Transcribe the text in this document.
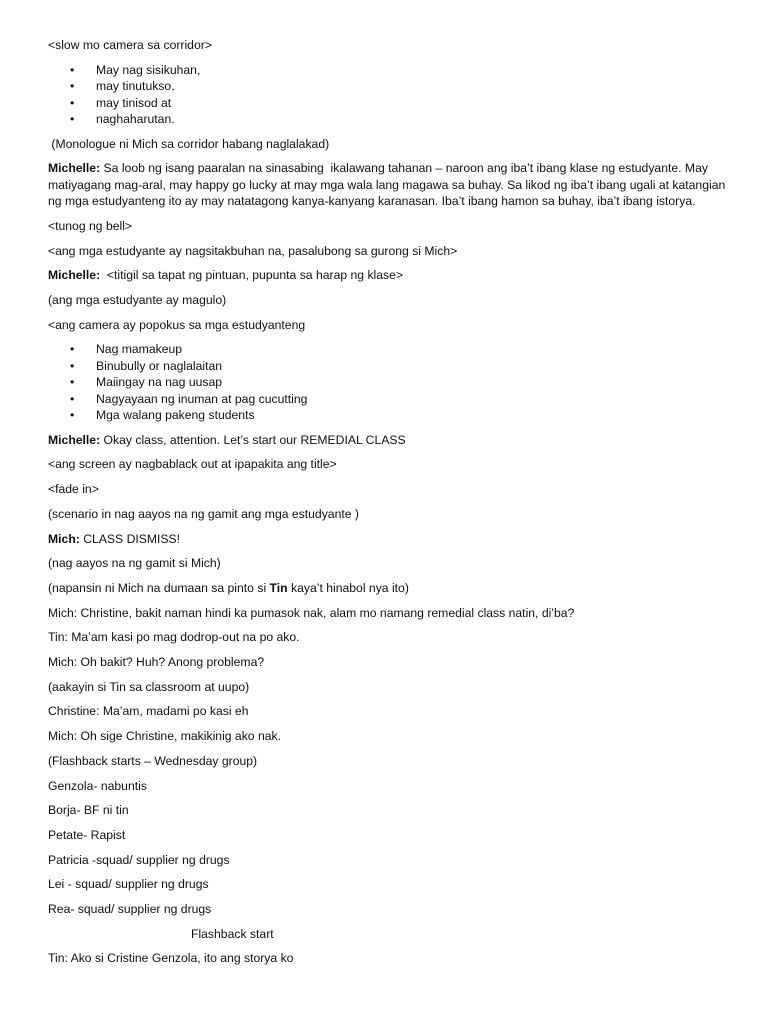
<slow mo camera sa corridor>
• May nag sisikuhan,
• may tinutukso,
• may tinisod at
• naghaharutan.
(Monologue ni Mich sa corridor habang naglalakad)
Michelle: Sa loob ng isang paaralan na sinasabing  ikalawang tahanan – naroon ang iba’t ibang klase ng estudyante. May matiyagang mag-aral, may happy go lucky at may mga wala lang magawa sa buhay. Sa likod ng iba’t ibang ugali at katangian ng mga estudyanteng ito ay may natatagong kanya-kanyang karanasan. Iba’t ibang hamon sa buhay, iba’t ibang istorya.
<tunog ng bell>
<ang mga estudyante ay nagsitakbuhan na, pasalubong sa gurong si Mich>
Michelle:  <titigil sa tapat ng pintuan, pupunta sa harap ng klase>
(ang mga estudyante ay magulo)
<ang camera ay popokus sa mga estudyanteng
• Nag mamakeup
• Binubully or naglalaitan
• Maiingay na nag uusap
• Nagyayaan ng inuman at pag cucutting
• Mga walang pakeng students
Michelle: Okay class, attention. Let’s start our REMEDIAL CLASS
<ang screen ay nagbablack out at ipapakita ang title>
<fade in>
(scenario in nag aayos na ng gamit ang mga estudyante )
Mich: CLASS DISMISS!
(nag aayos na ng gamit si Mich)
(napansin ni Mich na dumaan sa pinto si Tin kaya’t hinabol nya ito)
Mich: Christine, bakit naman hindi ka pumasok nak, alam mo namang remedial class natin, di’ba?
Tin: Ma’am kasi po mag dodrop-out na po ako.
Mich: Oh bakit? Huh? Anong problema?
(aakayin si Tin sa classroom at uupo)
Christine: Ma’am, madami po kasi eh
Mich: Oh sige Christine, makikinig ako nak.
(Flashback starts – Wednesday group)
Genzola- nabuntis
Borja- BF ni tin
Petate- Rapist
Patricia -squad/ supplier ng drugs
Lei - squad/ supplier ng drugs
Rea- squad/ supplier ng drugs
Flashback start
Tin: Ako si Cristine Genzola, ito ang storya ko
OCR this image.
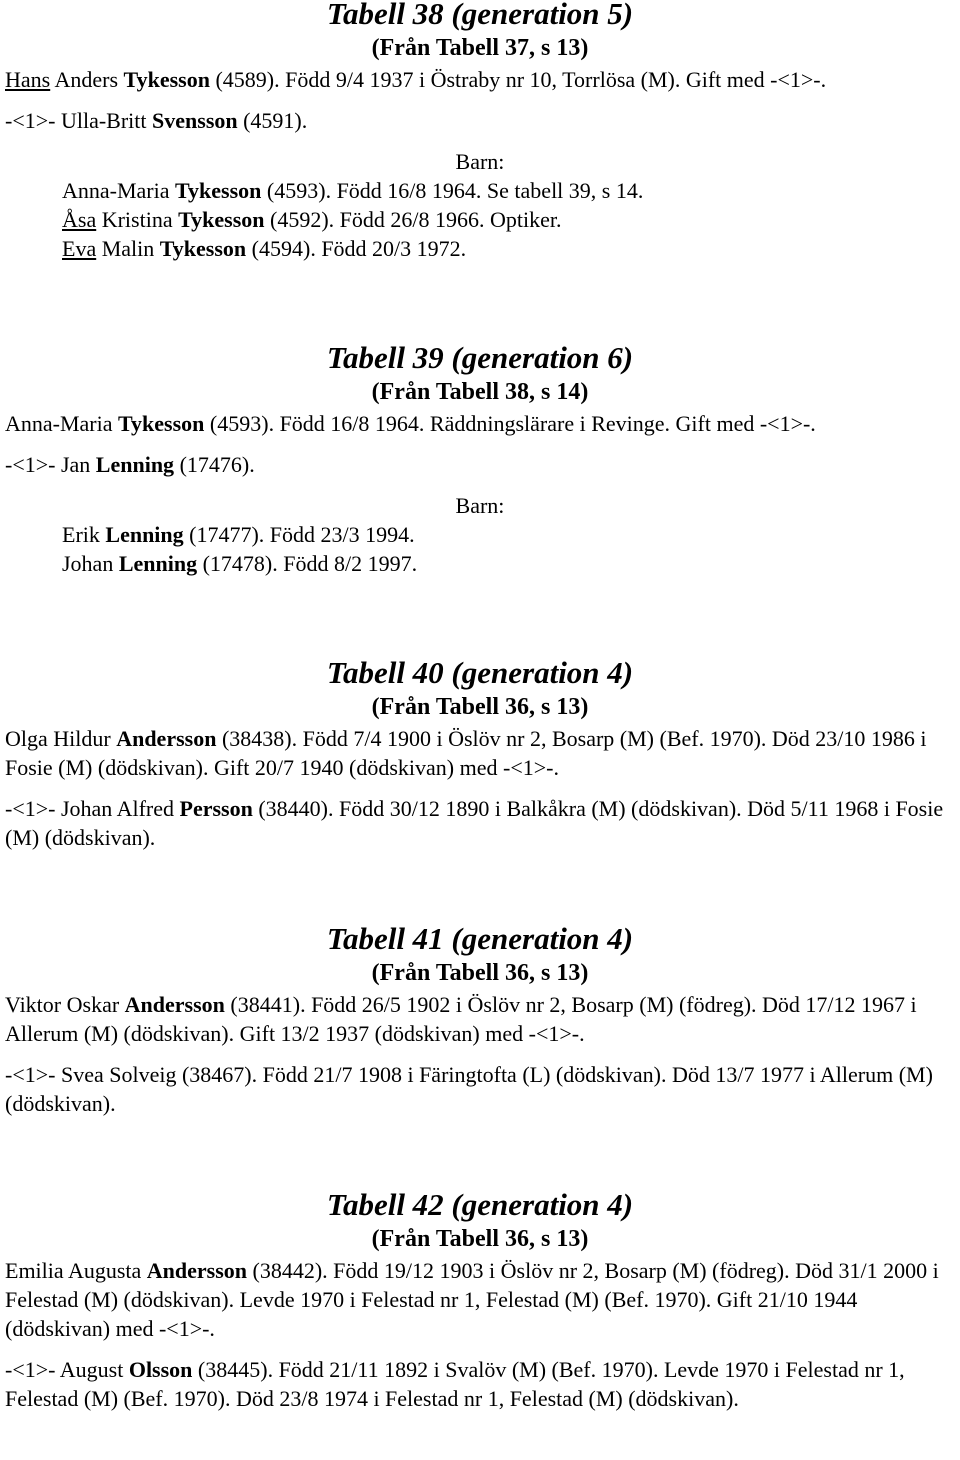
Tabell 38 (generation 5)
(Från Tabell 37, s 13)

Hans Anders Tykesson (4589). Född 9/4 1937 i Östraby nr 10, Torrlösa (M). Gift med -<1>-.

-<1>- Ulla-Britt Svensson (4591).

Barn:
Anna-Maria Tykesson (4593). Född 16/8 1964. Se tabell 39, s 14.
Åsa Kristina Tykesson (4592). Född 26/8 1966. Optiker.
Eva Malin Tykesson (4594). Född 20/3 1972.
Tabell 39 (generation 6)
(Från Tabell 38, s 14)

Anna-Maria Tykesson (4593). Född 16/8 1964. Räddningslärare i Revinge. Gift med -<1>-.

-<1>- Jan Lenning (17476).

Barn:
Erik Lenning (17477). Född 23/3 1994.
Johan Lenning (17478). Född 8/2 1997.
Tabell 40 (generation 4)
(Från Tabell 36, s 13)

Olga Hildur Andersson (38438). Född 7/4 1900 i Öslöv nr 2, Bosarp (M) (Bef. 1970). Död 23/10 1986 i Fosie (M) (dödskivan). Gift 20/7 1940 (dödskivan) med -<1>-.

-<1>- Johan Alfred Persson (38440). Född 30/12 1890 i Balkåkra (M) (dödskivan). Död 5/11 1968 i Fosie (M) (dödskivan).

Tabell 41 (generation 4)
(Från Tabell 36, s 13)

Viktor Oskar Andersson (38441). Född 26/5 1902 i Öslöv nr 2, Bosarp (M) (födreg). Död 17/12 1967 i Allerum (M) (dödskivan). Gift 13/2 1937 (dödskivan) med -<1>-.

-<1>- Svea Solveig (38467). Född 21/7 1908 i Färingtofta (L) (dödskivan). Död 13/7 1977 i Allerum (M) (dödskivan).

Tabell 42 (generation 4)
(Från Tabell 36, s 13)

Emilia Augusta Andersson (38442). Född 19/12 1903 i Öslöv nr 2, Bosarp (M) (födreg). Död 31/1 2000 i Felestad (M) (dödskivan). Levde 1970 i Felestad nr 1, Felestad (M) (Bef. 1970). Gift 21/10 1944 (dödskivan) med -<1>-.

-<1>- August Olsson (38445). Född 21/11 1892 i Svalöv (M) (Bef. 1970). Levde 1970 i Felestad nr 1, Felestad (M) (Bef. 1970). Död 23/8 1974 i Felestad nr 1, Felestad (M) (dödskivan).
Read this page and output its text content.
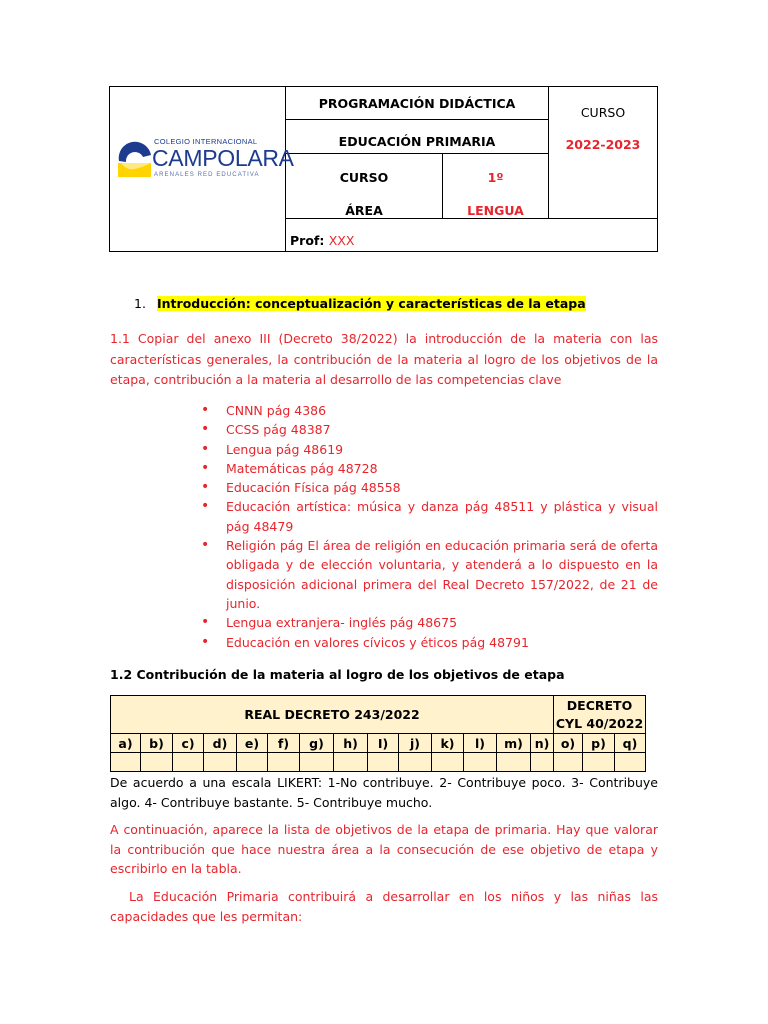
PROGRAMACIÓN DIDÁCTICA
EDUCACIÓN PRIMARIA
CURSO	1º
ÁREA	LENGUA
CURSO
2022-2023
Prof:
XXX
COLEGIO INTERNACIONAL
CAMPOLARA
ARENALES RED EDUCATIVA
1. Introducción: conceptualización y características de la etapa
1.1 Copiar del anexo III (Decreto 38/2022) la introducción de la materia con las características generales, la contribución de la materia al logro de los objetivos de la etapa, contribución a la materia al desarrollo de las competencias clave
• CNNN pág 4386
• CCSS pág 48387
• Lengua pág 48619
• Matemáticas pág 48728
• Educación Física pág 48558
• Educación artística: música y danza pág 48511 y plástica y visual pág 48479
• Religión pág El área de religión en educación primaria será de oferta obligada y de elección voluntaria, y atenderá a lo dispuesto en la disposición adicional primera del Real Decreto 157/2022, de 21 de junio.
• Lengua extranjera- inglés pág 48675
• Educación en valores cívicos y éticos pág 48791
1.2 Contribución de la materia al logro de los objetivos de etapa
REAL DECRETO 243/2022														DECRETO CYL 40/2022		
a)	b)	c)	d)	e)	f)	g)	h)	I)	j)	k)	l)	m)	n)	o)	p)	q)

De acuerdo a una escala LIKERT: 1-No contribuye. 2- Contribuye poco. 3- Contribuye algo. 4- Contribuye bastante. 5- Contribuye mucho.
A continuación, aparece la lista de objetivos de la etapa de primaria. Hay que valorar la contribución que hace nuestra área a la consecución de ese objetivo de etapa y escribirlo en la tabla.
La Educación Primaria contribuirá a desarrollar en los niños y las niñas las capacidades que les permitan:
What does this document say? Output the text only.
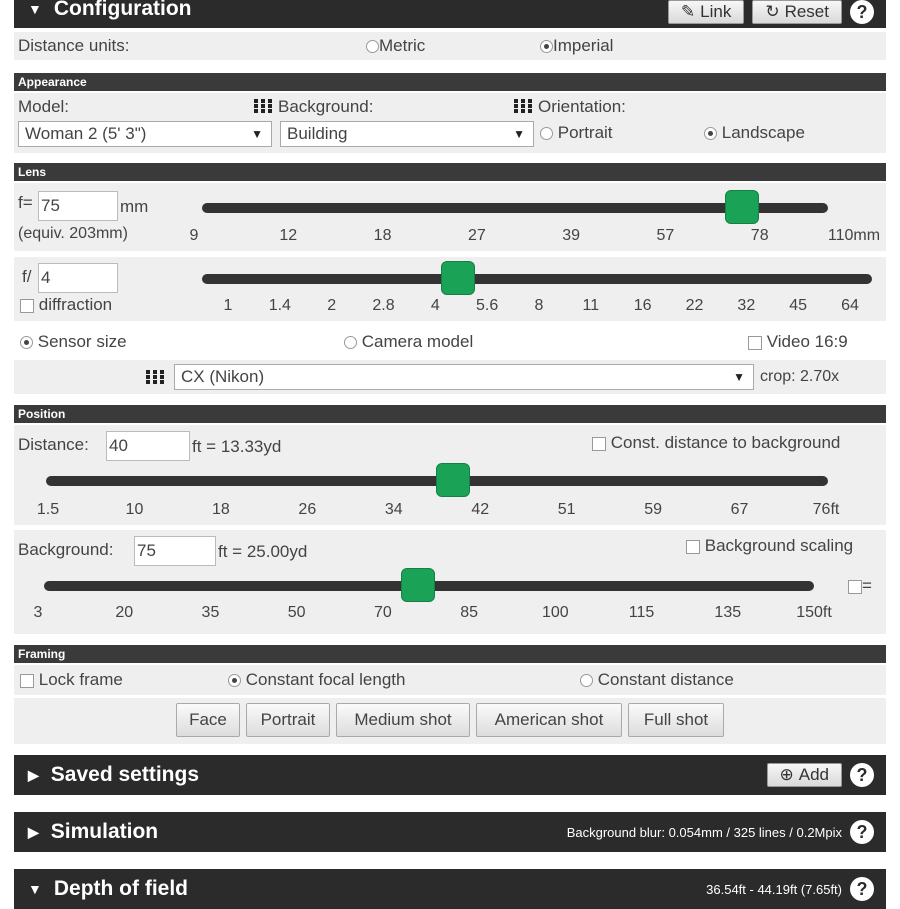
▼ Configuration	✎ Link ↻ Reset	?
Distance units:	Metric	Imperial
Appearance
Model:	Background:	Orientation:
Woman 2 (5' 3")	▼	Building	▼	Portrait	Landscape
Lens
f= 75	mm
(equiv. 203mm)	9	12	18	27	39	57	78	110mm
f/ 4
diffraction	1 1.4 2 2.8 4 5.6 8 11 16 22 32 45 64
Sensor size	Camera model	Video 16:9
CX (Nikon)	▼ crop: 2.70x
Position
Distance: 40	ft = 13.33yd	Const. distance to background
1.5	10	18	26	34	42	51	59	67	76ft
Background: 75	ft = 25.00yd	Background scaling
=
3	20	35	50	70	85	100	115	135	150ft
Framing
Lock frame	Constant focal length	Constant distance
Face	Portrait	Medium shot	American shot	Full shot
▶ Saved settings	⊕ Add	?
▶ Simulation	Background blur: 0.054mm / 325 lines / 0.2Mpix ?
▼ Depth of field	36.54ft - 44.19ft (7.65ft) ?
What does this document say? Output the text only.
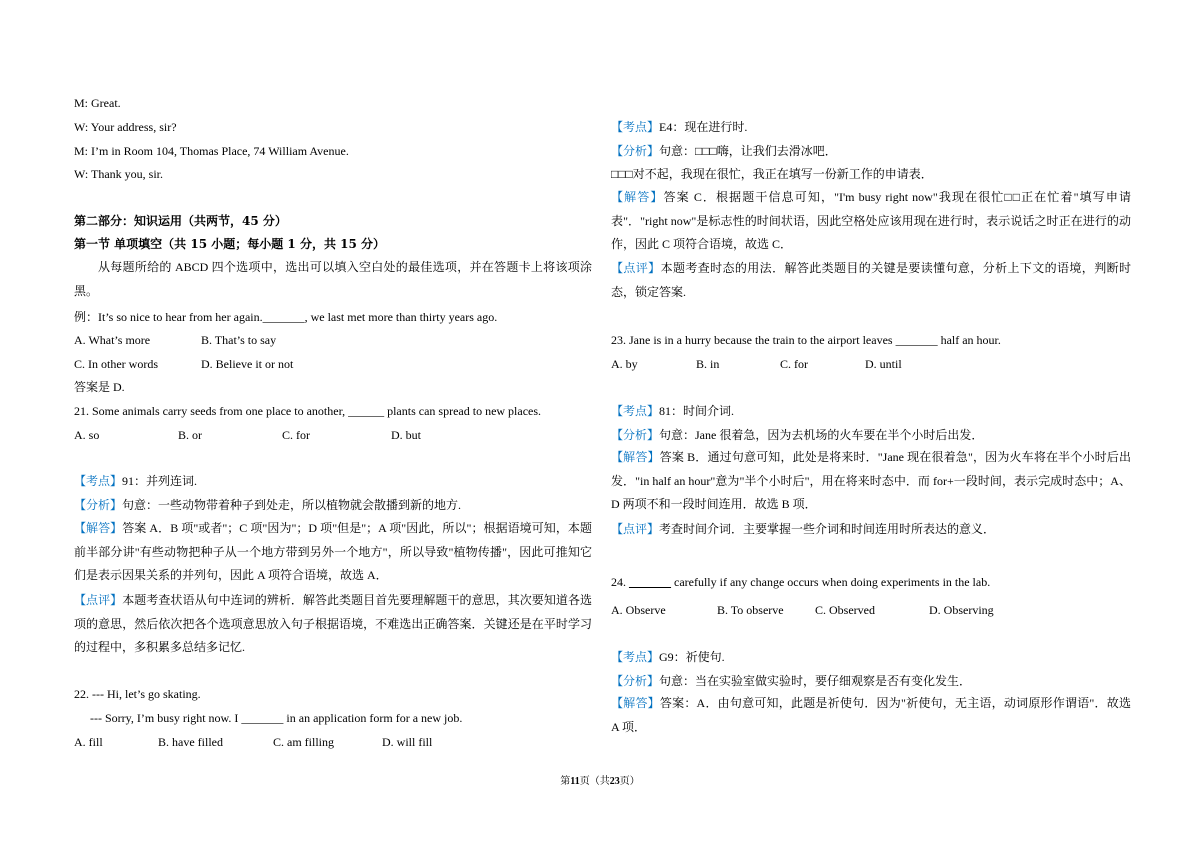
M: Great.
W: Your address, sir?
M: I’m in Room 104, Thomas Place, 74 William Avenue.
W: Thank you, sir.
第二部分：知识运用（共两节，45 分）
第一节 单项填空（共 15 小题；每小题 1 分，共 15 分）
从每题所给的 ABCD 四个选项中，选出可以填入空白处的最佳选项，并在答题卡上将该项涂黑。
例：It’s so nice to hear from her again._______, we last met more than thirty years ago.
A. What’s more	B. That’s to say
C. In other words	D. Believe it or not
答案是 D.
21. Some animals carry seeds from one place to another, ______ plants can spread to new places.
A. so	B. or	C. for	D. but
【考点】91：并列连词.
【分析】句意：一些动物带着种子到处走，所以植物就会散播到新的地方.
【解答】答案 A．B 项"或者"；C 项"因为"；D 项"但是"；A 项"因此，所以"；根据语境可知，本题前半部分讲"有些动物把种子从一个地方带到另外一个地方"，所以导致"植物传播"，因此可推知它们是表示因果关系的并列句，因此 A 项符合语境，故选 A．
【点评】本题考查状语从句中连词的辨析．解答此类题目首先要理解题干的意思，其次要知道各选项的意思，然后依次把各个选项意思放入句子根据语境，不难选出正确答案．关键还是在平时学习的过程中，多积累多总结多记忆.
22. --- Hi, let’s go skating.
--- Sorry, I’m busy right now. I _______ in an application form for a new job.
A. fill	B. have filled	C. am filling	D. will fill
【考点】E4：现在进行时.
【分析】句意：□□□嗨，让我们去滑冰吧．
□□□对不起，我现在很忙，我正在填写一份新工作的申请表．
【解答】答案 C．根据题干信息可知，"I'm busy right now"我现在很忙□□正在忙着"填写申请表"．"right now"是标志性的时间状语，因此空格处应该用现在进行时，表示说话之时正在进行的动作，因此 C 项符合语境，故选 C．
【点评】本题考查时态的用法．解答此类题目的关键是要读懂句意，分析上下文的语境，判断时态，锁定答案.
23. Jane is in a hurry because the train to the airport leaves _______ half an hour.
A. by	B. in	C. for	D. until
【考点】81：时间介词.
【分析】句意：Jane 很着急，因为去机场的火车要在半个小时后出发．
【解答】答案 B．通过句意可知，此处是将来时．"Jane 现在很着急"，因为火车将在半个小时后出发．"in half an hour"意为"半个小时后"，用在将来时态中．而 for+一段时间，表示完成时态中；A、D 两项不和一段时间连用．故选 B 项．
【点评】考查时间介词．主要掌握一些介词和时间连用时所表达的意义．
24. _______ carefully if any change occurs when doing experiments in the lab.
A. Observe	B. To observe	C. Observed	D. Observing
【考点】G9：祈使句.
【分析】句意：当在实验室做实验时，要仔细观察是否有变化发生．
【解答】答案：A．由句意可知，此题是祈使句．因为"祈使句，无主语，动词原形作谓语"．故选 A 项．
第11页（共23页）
────────────────────
Check every line of the listing for the string "Tykesson" and report how many lines have it, as a number alone.

**SOLUTION TO THE EXERCISE**. 5